[Entries start]

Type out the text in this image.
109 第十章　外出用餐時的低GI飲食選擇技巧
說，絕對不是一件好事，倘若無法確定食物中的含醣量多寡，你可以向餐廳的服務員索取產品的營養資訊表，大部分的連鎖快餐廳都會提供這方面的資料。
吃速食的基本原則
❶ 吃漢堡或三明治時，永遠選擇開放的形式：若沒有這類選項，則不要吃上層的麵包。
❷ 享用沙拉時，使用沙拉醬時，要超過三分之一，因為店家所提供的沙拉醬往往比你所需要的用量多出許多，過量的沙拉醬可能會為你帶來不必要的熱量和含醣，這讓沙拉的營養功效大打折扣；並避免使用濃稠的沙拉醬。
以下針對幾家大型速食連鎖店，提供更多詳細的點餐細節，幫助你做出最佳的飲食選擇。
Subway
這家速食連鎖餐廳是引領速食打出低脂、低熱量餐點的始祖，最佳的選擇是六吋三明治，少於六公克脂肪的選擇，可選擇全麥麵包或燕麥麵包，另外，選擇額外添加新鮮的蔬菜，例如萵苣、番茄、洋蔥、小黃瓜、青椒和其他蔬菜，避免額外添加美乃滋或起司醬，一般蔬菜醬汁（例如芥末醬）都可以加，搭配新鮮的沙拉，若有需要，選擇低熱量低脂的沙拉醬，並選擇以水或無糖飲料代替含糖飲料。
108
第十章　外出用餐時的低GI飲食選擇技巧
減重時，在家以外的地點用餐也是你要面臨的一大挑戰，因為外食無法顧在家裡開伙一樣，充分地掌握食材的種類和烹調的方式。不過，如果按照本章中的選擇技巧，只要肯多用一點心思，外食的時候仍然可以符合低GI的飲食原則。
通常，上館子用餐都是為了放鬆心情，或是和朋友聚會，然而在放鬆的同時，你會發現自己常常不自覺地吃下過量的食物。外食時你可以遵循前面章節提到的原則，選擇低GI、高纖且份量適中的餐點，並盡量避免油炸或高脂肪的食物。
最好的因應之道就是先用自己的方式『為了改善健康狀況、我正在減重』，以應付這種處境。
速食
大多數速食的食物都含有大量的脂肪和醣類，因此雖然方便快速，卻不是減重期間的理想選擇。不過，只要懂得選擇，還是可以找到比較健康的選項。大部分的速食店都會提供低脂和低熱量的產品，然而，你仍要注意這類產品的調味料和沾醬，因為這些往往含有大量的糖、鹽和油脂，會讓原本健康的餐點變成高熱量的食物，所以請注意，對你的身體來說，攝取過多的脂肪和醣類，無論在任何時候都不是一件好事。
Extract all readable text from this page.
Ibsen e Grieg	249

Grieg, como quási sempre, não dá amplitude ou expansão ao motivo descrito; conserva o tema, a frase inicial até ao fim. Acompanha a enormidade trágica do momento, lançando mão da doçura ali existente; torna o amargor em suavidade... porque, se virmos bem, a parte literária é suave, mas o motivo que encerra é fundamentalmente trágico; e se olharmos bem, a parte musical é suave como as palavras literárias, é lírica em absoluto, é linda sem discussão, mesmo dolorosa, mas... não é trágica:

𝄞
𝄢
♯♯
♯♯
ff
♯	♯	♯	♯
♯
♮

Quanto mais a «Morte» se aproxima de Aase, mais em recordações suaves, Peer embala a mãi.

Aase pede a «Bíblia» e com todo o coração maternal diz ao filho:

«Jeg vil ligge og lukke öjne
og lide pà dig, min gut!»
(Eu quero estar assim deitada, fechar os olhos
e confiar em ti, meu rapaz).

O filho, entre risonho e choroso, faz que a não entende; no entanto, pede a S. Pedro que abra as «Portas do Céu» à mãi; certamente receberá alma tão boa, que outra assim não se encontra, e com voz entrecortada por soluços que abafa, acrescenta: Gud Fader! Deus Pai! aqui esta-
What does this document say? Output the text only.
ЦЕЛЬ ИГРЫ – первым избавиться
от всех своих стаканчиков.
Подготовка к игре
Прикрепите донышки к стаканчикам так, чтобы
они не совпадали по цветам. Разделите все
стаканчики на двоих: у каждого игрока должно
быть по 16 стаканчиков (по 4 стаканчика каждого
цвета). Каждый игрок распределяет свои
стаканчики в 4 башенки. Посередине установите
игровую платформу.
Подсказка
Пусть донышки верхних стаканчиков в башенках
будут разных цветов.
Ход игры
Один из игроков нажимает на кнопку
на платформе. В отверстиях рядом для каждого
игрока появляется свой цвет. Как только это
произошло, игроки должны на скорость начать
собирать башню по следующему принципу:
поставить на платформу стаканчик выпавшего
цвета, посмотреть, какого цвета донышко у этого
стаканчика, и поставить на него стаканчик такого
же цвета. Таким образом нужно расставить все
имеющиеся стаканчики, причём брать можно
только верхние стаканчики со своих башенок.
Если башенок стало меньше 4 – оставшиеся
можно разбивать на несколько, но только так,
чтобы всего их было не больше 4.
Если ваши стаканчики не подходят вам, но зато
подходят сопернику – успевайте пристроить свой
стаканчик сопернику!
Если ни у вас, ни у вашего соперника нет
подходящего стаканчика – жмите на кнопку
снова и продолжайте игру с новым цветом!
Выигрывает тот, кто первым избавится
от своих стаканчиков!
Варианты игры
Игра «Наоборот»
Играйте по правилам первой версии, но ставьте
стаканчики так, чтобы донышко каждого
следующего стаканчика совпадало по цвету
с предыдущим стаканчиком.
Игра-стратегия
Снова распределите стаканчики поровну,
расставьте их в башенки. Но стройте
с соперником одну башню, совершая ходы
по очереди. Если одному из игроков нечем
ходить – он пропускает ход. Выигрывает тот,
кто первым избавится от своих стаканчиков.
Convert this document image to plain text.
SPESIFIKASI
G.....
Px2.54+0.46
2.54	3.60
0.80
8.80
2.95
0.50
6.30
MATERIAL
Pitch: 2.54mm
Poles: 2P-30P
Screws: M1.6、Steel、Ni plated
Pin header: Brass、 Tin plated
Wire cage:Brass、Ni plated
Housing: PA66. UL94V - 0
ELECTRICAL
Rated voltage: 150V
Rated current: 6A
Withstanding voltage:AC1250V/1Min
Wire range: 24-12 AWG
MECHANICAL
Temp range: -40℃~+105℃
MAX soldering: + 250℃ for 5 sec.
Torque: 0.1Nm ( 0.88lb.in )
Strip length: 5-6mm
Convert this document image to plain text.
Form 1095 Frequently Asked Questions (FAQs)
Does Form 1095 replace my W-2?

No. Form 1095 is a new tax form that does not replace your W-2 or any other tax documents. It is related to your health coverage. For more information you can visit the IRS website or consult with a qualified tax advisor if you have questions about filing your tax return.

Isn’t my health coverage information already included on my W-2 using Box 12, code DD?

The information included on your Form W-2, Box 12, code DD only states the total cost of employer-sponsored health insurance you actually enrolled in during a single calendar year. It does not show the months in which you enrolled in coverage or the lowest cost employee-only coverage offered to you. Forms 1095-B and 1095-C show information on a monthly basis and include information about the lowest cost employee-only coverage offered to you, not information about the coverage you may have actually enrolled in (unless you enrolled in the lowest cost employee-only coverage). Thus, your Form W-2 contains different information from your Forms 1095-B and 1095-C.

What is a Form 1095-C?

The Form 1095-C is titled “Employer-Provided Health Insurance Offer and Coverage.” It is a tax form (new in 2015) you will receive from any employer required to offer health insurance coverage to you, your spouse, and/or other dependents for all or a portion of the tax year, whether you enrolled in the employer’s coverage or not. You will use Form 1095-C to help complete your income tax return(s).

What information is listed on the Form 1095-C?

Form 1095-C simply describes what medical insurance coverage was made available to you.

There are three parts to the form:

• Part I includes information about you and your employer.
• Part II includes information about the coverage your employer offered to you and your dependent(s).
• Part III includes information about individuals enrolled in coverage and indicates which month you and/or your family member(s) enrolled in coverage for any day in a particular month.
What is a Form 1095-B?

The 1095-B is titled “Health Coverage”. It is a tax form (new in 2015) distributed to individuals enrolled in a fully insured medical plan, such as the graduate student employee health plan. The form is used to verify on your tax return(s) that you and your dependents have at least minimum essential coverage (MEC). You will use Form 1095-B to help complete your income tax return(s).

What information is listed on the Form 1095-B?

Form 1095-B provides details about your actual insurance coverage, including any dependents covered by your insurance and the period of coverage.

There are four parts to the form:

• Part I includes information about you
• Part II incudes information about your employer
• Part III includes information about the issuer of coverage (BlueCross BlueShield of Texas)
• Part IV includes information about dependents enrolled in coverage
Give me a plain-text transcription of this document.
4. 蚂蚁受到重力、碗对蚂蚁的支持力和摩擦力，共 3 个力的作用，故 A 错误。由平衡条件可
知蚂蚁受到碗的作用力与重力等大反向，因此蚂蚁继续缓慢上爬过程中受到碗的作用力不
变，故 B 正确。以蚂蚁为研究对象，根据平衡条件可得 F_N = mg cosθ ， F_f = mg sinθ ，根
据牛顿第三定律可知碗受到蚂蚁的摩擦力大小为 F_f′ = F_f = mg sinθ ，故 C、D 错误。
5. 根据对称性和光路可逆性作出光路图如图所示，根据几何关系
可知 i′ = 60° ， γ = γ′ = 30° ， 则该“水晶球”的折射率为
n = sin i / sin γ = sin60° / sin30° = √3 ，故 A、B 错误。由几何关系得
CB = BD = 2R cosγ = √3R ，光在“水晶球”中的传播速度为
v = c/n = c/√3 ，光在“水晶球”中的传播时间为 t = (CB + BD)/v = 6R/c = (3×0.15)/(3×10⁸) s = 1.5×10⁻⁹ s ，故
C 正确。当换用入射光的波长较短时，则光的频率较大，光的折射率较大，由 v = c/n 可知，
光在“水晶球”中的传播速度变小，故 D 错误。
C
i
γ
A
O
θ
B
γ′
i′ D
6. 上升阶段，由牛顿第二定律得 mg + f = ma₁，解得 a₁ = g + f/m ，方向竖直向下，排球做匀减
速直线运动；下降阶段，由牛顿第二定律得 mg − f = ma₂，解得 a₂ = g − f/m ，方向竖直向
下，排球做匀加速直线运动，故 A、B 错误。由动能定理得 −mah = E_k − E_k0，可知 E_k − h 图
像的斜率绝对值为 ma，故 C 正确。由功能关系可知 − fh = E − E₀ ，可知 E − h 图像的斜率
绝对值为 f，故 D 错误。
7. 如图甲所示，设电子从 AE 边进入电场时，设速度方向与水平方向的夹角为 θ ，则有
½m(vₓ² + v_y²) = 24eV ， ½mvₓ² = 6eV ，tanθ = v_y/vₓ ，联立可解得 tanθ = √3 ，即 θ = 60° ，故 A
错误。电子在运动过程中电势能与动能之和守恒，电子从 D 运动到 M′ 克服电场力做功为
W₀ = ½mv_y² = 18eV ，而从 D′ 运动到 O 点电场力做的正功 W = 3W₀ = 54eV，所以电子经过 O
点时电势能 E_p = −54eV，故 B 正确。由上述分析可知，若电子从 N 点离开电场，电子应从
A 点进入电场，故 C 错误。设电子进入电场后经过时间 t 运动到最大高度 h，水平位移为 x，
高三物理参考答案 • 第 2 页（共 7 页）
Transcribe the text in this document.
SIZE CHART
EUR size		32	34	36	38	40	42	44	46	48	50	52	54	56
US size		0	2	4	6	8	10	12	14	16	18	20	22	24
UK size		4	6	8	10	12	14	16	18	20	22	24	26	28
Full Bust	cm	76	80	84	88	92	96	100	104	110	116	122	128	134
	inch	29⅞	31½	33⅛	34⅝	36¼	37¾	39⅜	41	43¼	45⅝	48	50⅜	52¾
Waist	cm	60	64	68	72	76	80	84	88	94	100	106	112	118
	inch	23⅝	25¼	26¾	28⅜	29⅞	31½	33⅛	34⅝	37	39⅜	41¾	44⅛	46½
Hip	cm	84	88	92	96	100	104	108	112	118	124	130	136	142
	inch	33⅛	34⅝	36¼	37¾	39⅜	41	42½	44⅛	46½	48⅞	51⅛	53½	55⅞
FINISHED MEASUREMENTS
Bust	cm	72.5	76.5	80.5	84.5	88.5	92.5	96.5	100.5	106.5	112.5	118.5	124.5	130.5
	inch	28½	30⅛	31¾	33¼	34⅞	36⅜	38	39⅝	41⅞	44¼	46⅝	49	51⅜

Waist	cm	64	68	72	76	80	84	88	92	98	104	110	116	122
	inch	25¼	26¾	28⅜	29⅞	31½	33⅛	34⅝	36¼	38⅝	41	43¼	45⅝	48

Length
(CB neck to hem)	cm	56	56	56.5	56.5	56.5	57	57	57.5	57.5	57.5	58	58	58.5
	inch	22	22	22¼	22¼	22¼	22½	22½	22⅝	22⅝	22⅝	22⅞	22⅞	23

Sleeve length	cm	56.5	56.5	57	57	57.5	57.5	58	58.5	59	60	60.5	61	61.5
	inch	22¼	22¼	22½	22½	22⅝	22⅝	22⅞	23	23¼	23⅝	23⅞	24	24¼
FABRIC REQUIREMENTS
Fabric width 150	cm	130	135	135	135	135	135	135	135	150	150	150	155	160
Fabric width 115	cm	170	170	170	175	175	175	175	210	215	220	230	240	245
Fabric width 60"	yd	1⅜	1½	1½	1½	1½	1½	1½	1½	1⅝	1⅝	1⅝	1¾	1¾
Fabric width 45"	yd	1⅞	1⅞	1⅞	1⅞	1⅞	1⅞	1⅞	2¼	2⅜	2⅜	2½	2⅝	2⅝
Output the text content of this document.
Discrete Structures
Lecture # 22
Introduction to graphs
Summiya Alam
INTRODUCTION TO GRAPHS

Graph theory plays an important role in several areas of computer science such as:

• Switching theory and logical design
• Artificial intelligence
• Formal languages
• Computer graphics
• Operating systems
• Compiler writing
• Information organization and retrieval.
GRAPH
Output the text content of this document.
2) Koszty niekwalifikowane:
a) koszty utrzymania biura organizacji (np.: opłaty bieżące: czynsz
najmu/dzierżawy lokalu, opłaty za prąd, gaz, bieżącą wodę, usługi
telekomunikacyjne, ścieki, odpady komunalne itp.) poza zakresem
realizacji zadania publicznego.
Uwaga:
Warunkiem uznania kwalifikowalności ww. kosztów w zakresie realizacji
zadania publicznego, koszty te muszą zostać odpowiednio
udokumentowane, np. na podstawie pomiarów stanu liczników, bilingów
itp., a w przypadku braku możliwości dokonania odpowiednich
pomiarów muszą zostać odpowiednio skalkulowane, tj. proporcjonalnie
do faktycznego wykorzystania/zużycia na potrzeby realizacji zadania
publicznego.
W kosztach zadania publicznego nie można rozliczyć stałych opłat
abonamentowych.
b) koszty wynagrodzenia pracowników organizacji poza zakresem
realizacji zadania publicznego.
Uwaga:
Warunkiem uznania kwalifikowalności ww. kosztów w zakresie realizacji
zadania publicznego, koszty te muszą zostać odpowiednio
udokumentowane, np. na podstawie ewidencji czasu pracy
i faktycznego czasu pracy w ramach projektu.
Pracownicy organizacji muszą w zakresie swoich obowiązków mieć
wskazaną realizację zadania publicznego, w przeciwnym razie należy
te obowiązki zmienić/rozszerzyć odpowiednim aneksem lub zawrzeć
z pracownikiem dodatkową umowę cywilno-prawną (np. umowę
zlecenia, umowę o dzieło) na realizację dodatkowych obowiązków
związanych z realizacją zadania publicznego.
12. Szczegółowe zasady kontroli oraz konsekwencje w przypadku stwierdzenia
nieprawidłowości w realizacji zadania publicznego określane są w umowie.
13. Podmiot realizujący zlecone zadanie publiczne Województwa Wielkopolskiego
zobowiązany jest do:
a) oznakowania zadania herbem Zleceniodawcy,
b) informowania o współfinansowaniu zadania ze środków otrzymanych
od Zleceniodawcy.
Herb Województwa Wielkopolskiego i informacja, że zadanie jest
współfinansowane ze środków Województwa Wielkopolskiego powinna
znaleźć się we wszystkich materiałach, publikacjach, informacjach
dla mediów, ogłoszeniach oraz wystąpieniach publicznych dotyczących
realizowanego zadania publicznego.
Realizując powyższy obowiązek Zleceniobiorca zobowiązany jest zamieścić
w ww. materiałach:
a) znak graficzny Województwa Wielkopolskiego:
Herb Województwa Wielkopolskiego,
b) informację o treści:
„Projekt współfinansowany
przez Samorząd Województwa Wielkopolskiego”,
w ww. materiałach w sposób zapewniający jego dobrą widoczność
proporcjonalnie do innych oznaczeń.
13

[Entries end]

_Problem to work on_
Which lines hold the string "text"? List them all.

_Final result_
Type out the text in this image.
Extract all readable text from this page.
What does this document say? Output the text only.
Convert this document image to plain text.
Convert this document image to plain text.
Give me a plain-text transcription of this document.
Transcribe the text in this document.
Output the text content of this document.
Output the text content of this document.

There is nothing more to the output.